## Start

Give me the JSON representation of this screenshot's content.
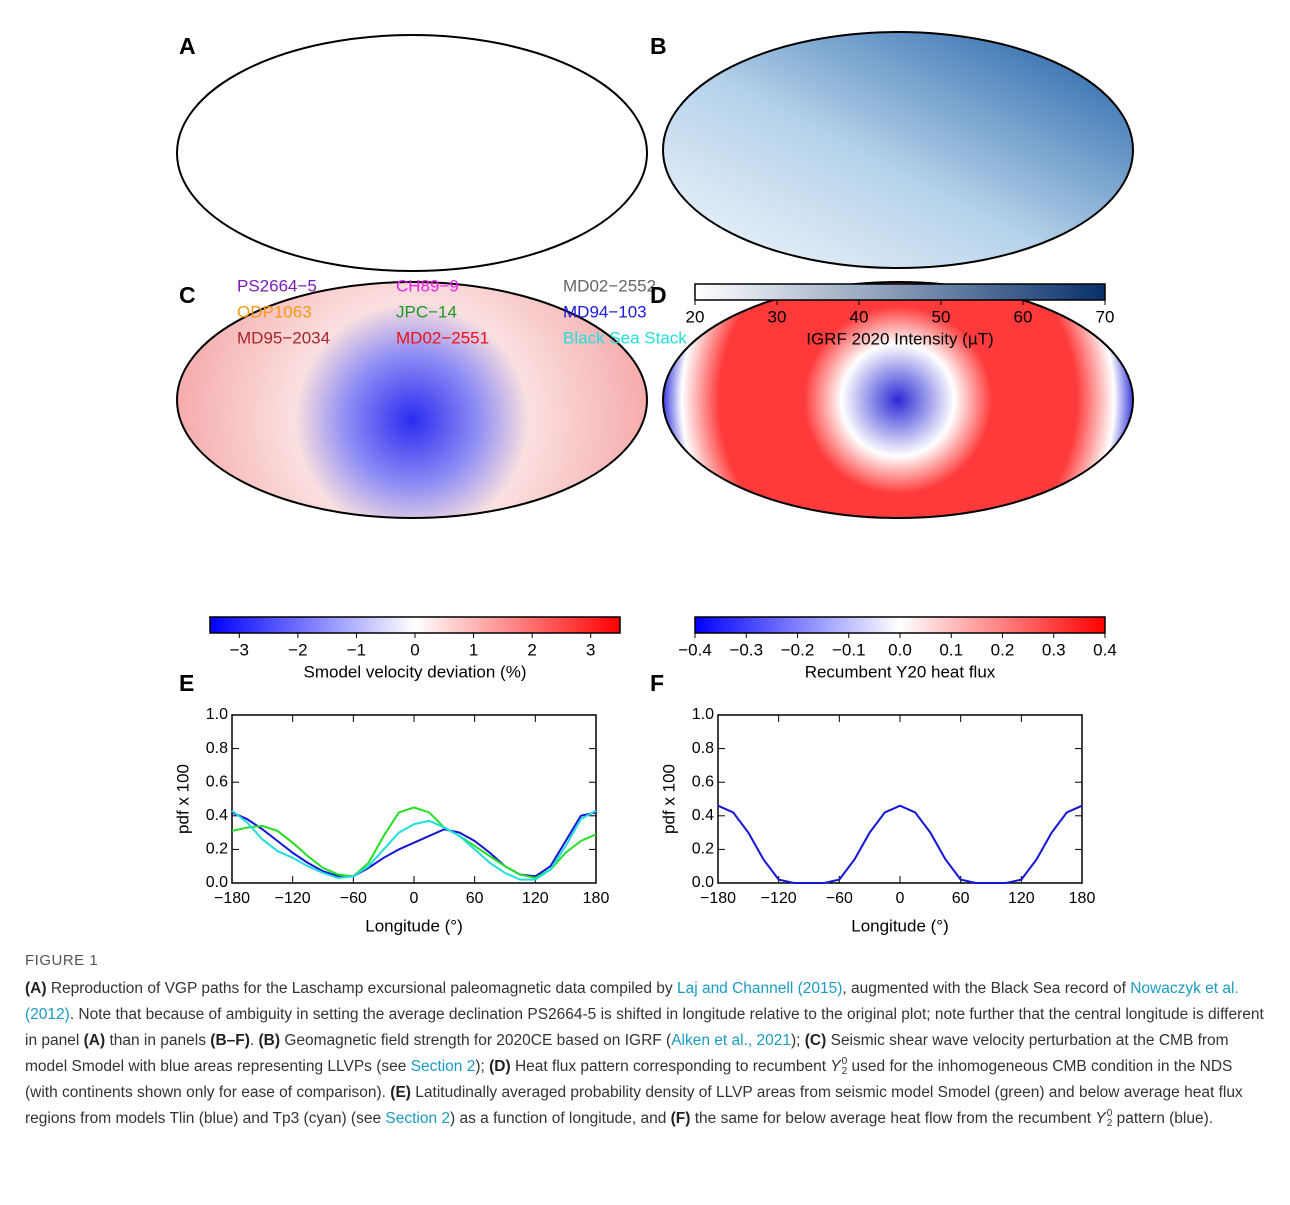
{
  "maps": [
    {
      "label": "A",
      "legend": [
        {
          "name": "PS2664−5",
          "color": "#7a1fb5"
        },
        {
          "name": "ODP1063",
          "color": "#f59a14"
        },
        {
          "name": "MD95−2034",
          "color": "#a8262a"
        },
        {
          "name": "CH89−9",
          "color": "#ee22ee"
        },
        {
          "name": "JPC−14",
          "color": "#1e9a1e"
        },
        {
          "name": "MD02−2551",
          "color": "#ee1111"
        },
        {
          "name": "MD02−2552",
          "color": "#666666"
        },
        {
          "name": "MD94−103",
          "color": "#1a1ae0"
        },
        {
          "name": "Black Sea Stack",
          "color": "#22dddd"
        }
      ]
    },
    {
      "label": "B",
      "colorbar": {
        "label": "IGRF 2020 Intensity (µT)",
        "lim": [
          20,
          70
        ],
        "ticks": [
          20,
          30,
          40,
          50,
          60,
          70
        ],
        "colors": [
          "#ffffff",
          "#08306b"
        ]
      }
    },
    {
      "label": "C",
      "colorbar": {
        "label": "Smodel velocity deviation (%)",
        "lim": [
          -3.5,
          3.5
        ],
        "ticks": [
          {
            "value": -3,
            "label": "−3"
          },
          {
            "value": -2,
            "label": "−2"
          },
          {
            "value": -1,
            "label": "−1"
          },
          0,
          1,
          2,
          3
        ],
        "colors": [
          "#0000ff",
          "#ffffff",
          "#ff0000"
        ]
      }
    },
    {
      "label": "D",
      "colorbar": {
        "label": "Recumbent Y20 heat flux",
        "lim": [
          -0.4,
          0.4
        ],
        "ticks": [
          {
            "value": -0.4,
            "label": "−0.4"
          },
          {
            "value": -0.3,
            "label": "−0.3"
          },
          {
            "value": -0.2,
            "label": "−0.2"
          },
          {
            "value": -0.1,
            "label": "−0.1"
          },
          {
            "value": 0,
            "label": "0.0"
          },
          0.1,
          0.2,
          0.3,
          0.4
        ],
        "colors": [
          "#0000ff",
          "#ffffff",
          "#ff0000"
        ]
      }
    }
  ],
  "chart_data": [
    {
      "type": "line",
      "panel_label": "E",
      "xlabel": "Longitude (°)",
      "ylabel": "pdf x 100",
      "x": [
        -180,
        -165,
        -150,
        -135,
        -120,
        -105,
        -90,
        -75,
        -60,
        -45,
        -30,
        -15,
        0,
        15,
        30,
        45,
        60,
        75,
        90,
        105,
        120,
        135,
        150,
        165,
        180
      ],
      "series": [
        {
          "color": "#1515d8",
          "values": [
            0.42,
            0.38,
            0.32,
            0.25,
            0.18,
            0.12,
            0.07,
            0.04,
            0.04,
            0.09,
            0.15,
            0.2,
            0.24,
            0.28,
            0.32,
            0.3,
            0.25,
            0.18,
            0.1,
            0.05,
            0.04,
            0.1,
            0.25,
            0.4,
            0.42
          ]
        },
        {
          "color": "#22e022",
          "values": [
            0.31,
            0.33,
            0.34,
            0.31,
            0.24,
            0.16,
            0.09,
            0.05,
            0.04,
            0.12,
            0.28,
            0.42,
            0.45,
            0.42,
            0.33,
            0.28,
            0.22,
            0.16,
            0.1,
            0.05,
            0.03,
            0.08,
            0.18,
            0.25,
            0.29
          ]
        },
        {
          "color": "#22dddd",
          "values": [
            0.43,
            0.36,
            0.26,
            0.19,
            0.15,
            0.1,
            0.06,
            0.03,
            0.04,
            0.1,
            0.2,
            0.3,
            0.35,
            0.37,
            0.33,
            0.28,
            0.2,
            0.12,
            0.06,
            0.02,
            0.02,
            0.08,
            0.22,
            0.38,
            0.43
          ]
        }
      ],
      "xlim": [
        -180,
        180
      ],
      "ylim": [
        0,
        1
      ],
      "xticks": [
        {
          "value": -180,
          "label": "−180"
        },
        {
          "value": -120,
          "label": "−120"
        },
        {
          "value": -60,
          "label": "−60"
        },
        0,
        60,
        120,
        180
      ],
      "yticks": [
        {
          "value": 0,
          "label": "0.0"
        },
        0.2,
        0.4,
        0.6,
        0.8,
        {
          "value": 1,
          "label": "1.0"
        }
      ]
    },
    {
      "type": "line",
      "panel_label": "F",
      "xlabel": "Longitude (°)",
      "ylabel": "pdf x 100",
      "x": [
        -180,
        -165,
        -150,
        -135,
        -120,
        -105,
        -90,
        -75,
        -60,
        -45,
        -30,
        -15,
        0,
        15,
        30,
        45,
        60,
        75,
        90,
        105,
        120,
        135,
        150,
        165,
        180
      ],
      "series": [
        {
          "color": "#1515d8",
          "values": [
            0.46,
            0.42,
            0.3,
            0.14,
            0.02,
            0,
            0,
            0,
            0.02,
            0.14,
            0.3,
            0.42,
            0.46,
            0.42,
            0.3,
            0.14,
            0.02,
            0,
            0,
            0,
            0.02,
            0.14,
            0.3,
            0.42,
            0.46
          ]
        }
      ],
      "xlim": [
        -180,
        180
      ],
      "ylim": [
        0,
        1
      ],
      "xticks": [
        {
          "value": -180,
          "label": "−180"
        },
        {
          "value": -120,
          "label": "−120"
        },
        {
          "value": -60,
          "label": "−60"
        },
        0,
        60,
        120,
        180
      ],
      "yticks": [
        {
          "value": 0,
          "label": "0.0"
        },
        0.2,
        0.4,
        0.6,
        0.8,
        {
          "value": 1,
          "label": "1.0"
        }
      ]
    }
  ],
  "caption": {
    "title": "FIGURE 1",
    "parts": [
      "(A)",
      " Reproduction of VGP paths for the Laschamp excursional paleomagnetic data compiled by ",
      "Laj and Channell (2015)",
      ", augmented with the Black Sea record of ",
      "Nowaczyk et al. (2012)",
      ". Note that because of ambiguity in setting the average declination PS2664-5 is shifted in longitude relative to the original plot; note further that the central longitude is different in panel ",
      "(A)",
      " than in panels ",
      "(B–F)",
      ". ",
      "(B)",
      " Geomagnetic field strength for 2020CE based on IGRF (",
      "Alken et al., 2021",
      "); ",
      "(C)",
      " Seismic shear wave velocity perturbation at the CMB from model Smodel with blue areas representing LLVPs (see ",
      "Section 2",
      "); ",
      "(D)",
      " Heat flux pattern corresponding to recumbent ",
      "Y",
      "2",
      "0",
      " used for the inhomogeneous CMB condition in the NDS (with continents shown only for ease of comparison). ",
      "(E)",
      " Latitudinally averaged probability density of LLVP areas from seismic model Smodel (green) and below average heat flux regions from models Tlin (blue) and Tp3 (cyan) (see ",
      "Section 2",
      ") as a function of longitude, and ",
      "(F)",
      " the same for below average heat flow from the recumbent ",
      "Y",
      "2",
      "0",
      " pattern (blue)."
    ]
  }
}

## End

## REQUIREMENTS
Copy each line above containing the string "blue".

## FINAL RESULT
      " Seismic shear wave velocity perturbation at the CMB from model Smodel with blue areas representing LLVPs (see ",
      " Latitudinally averaged probability density of LLVP areas from seismic model Smodel (green) and below average heat flux regions from models Tlin (blue) and Tp3 (cyan) (see ",
      " pattern (blue)."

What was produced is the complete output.